=== Instruction ===
Reproduce every entry below precisely. Pictures are excluded from the copy.

=== Records supplied ===
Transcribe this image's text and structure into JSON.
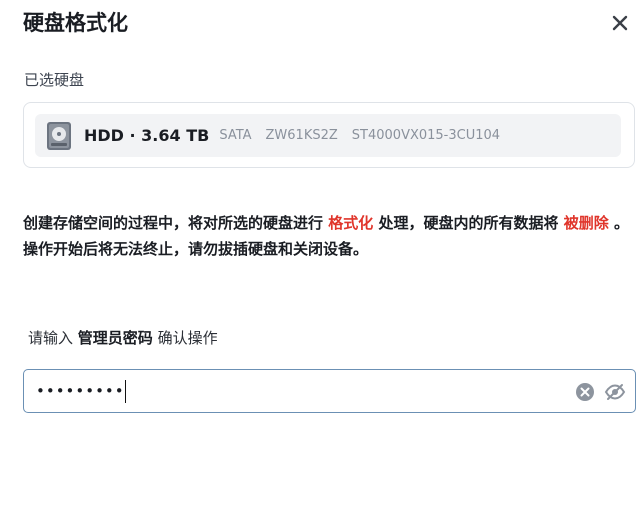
{
  "dialog": {
    "title": "硬盘格式化"
  },
  "selected_disk": {
    "label": "已选硬盘",
    "name": "HDD · 3.64 TB",
    "interface": "SATA",
    "serial": "ZW61KS2Z",
    "model": "ST4000VX015-3CU104"
  },
  "warning": {
    "part1": "创建存储空间的过程中，将对所选的硬盘进行 ",
    "highlight1": "格式化",
    "part2": " 处理，硬盘内的所有数据将 ",
    "highlight2": "被删除",
    "part3": " 。",
    "line2": "操作开始后将无法终止，请勿拔插硬盘和关闭设备。"
  },
  "password": {
    "prompt_prefix": "请输入 ",
    "prompt_strong": "管理员密码",
    "prompt_suffix": " 确认操作",
    "value": "•••••••••"
  },
  "colors": {
    "danger": "#e0352b",
    "input_border": "#6b90b4"
  },
  "icons": {
    "close": "close-icon",
    "disk": "hard-disk-icon",
    "clear": "clear-icon",
    "visibility": "eye-off-icon"
  }
}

=== The output ===
Transcribe this image's text and structure into JSON.
{
  "dialog": {
    "title": "硬盘格式化"
  },
  "selected_disk": {
    "label": "已选硬盘",
    "name": "HDD · 3.64 TB",
    "interface": "SATA",
    "serial": "ZW61KS2Z",
    "model": "ST4000VX015-3CU104"
  },
  "warning": {
    "part1": "创建存储空间的过程中，将对所选的硬盘进行 ",
    "highlight1": "格式化",
    "part2": " 处理，硬盘内的所有数据将 ",
    "highlight2": "被删除",
    "part3": " 。",
    "line2": "操作开始后将无法终止，请勿拔插硬盘和关闭设备。"
  },
  "password": {
    "prompt_prefix": "请输入 ",
    "prompt_strong": "管理员密码",
    "prompt_suffix": " 确认操作",
    "value": "•••••••••"
  },
  "colors": {
    "danger": "#e0352b",
    "input_border": "#6b90b4"
  },
  "icons": {
    "close": "close-icon",
    "disk": "hard-disk-icon",
    "clear": "clear-icon",
    "visibility": "eye-off-icon"
  }
}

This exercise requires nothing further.